▸ AIM OF THE TASK
Set out each line from the following listing that includes the word "જગતમ".

▸ RECORD LIST
******************************

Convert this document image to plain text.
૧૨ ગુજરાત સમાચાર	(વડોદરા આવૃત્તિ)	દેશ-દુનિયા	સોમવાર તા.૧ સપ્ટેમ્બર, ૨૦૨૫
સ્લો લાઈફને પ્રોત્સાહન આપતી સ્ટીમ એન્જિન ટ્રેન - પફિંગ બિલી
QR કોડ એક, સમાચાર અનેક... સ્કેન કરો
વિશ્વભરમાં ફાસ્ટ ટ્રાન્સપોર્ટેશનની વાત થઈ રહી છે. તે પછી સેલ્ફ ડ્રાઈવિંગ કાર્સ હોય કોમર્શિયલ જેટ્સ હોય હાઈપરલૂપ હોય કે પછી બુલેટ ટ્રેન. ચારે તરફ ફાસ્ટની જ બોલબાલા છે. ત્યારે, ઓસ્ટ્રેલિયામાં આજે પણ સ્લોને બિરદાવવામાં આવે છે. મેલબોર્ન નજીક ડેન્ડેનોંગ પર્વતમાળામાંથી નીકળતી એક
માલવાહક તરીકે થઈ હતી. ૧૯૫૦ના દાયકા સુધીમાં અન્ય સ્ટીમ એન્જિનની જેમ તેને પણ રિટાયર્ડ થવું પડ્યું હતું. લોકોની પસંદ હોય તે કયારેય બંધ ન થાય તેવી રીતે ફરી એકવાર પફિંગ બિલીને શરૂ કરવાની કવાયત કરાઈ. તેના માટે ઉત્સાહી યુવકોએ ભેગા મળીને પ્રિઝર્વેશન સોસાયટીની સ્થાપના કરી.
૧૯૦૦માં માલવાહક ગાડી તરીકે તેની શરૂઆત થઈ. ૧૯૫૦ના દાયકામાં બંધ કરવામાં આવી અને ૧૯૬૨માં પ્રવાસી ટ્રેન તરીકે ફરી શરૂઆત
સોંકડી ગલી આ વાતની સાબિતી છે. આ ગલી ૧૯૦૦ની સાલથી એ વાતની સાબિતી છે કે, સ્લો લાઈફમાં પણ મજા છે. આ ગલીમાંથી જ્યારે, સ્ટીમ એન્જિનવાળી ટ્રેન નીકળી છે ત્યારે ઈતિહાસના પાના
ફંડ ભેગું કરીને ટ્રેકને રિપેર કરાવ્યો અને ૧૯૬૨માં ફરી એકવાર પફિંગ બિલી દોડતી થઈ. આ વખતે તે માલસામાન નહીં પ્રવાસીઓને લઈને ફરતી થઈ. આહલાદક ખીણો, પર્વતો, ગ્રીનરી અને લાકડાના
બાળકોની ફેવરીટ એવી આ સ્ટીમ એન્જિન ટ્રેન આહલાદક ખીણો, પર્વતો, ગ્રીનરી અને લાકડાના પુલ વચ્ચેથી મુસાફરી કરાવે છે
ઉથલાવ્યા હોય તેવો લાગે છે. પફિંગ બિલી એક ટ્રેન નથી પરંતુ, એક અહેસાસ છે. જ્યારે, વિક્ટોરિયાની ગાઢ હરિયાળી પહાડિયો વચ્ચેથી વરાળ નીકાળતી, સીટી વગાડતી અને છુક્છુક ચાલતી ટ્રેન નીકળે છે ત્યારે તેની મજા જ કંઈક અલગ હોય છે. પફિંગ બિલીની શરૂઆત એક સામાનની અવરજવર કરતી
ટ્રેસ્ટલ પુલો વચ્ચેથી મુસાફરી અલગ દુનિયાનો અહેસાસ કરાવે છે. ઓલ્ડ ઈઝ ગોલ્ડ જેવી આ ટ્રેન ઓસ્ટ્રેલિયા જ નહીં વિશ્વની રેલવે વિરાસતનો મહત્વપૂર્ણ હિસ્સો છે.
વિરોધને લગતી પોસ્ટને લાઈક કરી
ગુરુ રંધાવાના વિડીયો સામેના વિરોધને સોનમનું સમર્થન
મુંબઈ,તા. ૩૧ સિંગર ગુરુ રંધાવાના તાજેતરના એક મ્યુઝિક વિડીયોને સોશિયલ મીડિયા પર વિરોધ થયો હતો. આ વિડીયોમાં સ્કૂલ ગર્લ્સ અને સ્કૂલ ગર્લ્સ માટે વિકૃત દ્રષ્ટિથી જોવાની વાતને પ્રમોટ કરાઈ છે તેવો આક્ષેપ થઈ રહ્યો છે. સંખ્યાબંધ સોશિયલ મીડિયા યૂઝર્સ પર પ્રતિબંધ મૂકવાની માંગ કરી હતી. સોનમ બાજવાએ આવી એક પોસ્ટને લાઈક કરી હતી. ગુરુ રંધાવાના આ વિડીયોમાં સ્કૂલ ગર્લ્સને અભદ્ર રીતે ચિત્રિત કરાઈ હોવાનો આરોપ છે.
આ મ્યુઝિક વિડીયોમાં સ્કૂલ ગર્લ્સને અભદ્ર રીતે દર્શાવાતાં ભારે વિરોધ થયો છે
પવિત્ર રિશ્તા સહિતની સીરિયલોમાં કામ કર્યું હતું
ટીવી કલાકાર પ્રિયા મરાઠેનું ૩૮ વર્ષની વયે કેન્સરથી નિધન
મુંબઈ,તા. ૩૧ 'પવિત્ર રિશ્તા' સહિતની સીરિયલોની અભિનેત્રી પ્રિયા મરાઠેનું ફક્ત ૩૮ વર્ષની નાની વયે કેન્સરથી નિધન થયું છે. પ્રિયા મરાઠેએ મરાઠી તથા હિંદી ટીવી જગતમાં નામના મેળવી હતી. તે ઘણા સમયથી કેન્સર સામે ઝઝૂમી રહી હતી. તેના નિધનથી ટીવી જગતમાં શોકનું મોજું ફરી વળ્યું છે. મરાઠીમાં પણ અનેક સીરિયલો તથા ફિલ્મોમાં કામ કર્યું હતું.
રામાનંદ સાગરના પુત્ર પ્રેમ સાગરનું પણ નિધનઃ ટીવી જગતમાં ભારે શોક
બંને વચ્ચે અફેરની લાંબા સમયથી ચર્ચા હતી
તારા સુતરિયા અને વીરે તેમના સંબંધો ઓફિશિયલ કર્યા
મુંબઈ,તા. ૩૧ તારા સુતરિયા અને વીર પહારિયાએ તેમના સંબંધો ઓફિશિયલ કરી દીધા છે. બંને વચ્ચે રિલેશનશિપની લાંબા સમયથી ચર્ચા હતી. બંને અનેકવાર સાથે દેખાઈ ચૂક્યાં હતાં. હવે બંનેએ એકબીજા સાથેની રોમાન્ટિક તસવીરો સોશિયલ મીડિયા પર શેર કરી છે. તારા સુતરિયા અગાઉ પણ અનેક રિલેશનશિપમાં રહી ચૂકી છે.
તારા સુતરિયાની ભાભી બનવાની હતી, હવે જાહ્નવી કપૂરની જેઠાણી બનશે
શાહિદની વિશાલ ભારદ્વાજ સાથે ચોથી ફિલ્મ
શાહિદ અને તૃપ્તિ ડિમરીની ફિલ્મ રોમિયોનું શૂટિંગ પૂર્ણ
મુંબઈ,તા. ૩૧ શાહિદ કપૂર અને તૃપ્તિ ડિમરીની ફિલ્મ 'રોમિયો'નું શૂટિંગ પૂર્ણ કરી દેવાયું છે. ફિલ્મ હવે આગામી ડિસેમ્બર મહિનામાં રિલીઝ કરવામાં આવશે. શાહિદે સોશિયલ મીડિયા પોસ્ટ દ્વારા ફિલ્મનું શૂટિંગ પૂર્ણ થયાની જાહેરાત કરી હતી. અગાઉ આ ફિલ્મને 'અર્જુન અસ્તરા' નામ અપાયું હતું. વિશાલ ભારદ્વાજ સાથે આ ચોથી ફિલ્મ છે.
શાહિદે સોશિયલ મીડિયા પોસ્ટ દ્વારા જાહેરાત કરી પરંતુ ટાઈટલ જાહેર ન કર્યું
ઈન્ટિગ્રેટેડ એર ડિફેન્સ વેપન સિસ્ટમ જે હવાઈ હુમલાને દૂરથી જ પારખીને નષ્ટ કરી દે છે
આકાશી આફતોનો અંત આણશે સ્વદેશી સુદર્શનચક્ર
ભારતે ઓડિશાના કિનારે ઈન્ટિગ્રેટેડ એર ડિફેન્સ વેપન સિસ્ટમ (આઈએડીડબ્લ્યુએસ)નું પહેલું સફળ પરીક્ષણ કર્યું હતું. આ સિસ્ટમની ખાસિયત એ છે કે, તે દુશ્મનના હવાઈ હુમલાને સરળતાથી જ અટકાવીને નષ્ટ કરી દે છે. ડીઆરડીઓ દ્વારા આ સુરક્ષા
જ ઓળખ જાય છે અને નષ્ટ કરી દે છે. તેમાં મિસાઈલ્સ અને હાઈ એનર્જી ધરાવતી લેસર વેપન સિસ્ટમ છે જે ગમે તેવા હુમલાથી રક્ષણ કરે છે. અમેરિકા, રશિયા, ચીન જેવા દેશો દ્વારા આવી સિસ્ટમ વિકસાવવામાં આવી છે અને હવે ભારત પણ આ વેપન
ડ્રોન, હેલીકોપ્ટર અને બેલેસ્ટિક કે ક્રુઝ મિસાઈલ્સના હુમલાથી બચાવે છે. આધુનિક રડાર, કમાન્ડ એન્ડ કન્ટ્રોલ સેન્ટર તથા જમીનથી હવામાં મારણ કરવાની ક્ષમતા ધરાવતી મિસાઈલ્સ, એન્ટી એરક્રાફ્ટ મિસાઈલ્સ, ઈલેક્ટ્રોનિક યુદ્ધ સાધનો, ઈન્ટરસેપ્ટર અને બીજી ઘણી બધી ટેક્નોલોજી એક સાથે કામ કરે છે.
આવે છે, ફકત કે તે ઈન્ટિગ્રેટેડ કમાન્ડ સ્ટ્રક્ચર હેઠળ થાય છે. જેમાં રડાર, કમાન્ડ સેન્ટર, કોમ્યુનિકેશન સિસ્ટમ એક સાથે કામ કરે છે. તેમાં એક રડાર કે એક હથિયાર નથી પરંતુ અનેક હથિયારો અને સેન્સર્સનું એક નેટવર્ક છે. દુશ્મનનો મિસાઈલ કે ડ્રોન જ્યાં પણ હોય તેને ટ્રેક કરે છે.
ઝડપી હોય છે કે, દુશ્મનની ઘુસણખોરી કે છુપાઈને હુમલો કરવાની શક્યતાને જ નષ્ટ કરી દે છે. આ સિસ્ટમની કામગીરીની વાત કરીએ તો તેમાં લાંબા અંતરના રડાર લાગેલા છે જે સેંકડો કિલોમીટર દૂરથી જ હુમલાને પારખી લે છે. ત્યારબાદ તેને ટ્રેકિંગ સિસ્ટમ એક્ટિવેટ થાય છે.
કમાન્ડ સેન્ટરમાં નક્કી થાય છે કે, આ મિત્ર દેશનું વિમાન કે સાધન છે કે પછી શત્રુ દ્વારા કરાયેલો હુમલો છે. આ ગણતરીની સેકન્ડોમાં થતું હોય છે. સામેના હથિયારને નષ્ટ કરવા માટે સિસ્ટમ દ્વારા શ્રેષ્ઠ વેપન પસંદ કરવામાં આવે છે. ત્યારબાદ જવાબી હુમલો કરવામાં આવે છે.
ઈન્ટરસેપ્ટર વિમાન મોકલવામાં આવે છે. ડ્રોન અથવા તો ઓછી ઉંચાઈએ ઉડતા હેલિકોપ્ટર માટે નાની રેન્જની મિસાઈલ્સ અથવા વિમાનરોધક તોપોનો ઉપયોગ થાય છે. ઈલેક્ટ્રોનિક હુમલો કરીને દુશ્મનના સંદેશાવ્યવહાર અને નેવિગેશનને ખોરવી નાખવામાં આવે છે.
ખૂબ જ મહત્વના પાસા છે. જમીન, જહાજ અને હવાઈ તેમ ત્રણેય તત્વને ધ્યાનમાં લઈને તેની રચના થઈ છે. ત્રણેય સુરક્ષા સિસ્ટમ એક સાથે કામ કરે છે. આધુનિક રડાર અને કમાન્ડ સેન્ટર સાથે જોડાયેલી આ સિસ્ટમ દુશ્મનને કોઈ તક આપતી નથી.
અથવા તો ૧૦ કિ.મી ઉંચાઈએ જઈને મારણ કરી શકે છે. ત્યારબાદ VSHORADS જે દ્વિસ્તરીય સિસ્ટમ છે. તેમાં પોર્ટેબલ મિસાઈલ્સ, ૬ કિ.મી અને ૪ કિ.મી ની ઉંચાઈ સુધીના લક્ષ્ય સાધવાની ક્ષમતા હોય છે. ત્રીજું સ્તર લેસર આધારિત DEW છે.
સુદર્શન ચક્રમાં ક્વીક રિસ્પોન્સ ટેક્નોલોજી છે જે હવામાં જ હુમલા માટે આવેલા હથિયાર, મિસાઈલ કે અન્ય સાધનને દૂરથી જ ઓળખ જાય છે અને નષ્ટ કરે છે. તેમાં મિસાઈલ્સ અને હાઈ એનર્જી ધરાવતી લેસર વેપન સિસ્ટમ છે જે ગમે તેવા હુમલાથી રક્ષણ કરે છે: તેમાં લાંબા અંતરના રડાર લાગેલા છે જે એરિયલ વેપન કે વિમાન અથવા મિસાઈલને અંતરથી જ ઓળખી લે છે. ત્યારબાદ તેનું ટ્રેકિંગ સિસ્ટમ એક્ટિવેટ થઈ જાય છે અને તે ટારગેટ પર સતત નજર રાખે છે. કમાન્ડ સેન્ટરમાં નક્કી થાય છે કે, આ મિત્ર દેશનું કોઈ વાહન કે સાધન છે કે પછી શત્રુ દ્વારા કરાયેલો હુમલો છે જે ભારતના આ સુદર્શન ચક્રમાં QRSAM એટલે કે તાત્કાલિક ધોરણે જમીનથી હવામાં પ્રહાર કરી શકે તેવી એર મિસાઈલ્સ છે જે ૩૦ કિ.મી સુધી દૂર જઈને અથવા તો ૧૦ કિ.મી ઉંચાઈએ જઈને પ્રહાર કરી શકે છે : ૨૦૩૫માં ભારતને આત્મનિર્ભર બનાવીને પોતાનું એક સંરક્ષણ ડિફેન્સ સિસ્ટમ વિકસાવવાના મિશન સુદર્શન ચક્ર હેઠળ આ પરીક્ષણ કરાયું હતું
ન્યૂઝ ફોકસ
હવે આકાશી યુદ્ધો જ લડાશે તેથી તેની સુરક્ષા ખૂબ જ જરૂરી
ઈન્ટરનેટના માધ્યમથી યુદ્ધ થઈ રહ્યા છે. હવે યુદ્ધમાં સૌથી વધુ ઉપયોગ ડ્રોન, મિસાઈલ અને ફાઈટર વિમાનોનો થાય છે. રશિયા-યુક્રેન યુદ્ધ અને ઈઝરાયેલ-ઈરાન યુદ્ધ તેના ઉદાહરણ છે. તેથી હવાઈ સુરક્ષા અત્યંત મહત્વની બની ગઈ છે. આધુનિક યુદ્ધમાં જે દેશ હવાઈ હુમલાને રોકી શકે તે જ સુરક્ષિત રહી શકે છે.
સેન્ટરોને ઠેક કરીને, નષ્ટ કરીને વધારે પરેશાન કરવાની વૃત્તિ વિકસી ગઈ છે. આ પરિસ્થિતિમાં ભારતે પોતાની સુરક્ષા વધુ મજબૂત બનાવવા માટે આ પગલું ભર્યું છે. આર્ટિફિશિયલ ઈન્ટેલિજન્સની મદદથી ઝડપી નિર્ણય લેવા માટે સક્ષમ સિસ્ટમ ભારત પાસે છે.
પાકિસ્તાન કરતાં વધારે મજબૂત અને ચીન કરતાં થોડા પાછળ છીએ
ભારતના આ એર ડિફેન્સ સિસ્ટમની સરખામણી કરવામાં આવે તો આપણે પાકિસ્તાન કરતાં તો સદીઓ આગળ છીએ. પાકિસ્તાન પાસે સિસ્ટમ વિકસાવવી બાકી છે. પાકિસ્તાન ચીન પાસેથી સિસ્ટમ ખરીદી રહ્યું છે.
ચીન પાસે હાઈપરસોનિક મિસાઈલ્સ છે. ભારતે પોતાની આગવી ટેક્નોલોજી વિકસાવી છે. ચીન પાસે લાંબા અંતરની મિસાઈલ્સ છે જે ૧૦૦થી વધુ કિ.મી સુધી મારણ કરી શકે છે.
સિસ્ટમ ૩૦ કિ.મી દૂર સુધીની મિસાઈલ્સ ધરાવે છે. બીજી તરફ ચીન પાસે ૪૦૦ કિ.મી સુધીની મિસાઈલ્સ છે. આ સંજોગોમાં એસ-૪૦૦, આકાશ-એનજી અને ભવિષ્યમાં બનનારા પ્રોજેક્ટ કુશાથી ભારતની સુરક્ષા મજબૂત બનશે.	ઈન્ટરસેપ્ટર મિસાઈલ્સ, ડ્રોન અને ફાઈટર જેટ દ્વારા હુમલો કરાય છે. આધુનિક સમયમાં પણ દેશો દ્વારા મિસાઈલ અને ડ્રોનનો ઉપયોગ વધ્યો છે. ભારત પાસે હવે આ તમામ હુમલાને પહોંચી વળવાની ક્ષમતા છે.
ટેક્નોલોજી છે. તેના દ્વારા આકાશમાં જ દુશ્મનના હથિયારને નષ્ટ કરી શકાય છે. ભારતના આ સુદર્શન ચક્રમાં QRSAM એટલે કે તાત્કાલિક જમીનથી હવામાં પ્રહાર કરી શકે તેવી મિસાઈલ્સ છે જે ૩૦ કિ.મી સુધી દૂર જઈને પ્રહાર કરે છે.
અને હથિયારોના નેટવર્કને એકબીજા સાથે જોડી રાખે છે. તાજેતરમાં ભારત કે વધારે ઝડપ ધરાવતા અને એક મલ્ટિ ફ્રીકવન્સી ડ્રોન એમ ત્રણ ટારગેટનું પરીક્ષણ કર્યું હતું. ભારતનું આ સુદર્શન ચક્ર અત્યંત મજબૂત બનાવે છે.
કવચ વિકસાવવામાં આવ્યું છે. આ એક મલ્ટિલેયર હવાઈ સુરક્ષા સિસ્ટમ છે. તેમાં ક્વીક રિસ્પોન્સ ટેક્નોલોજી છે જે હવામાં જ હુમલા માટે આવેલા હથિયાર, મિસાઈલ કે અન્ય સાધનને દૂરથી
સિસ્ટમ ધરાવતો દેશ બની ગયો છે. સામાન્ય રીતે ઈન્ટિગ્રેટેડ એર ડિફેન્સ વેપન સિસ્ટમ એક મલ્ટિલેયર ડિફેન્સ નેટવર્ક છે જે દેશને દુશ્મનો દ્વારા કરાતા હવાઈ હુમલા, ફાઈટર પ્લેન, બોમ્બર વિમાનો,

******************************

▸ ANSWER TO THIS EXERCISE
મુંબઈ,તા. ૩૧ 'પવિત્ર રિશ્તા' સહિતની સીરિયલોની અભિનેત્રી પ્રિયા મરાઠેનું ફક્ત ૩૮ વર્ષની નાની વયે કેન્સરથી નિધન થયું છે. પ્રિયા મરાઠેએ મરાઠી તથા હિંદી ટીવી જગતમાં નામના મેળવી હતી. તે ઘણા સમયથી કેન્સર સામે ઝઝૂમી રહી હતી. તેના નિધનથી ટીવી જગતમાં શોકનું મોજું ફરી વળ્યું છે. મરાઠીમાં પણ અનેક સીરિયલો તથા ફિલ્મોમાં કામ કર્યું હતું.
રામાનંદ સાગરના પુત્ર પ્રેમ સાગરનું પણ નિધનઃ ટીવી જગતમાં ભારે શોક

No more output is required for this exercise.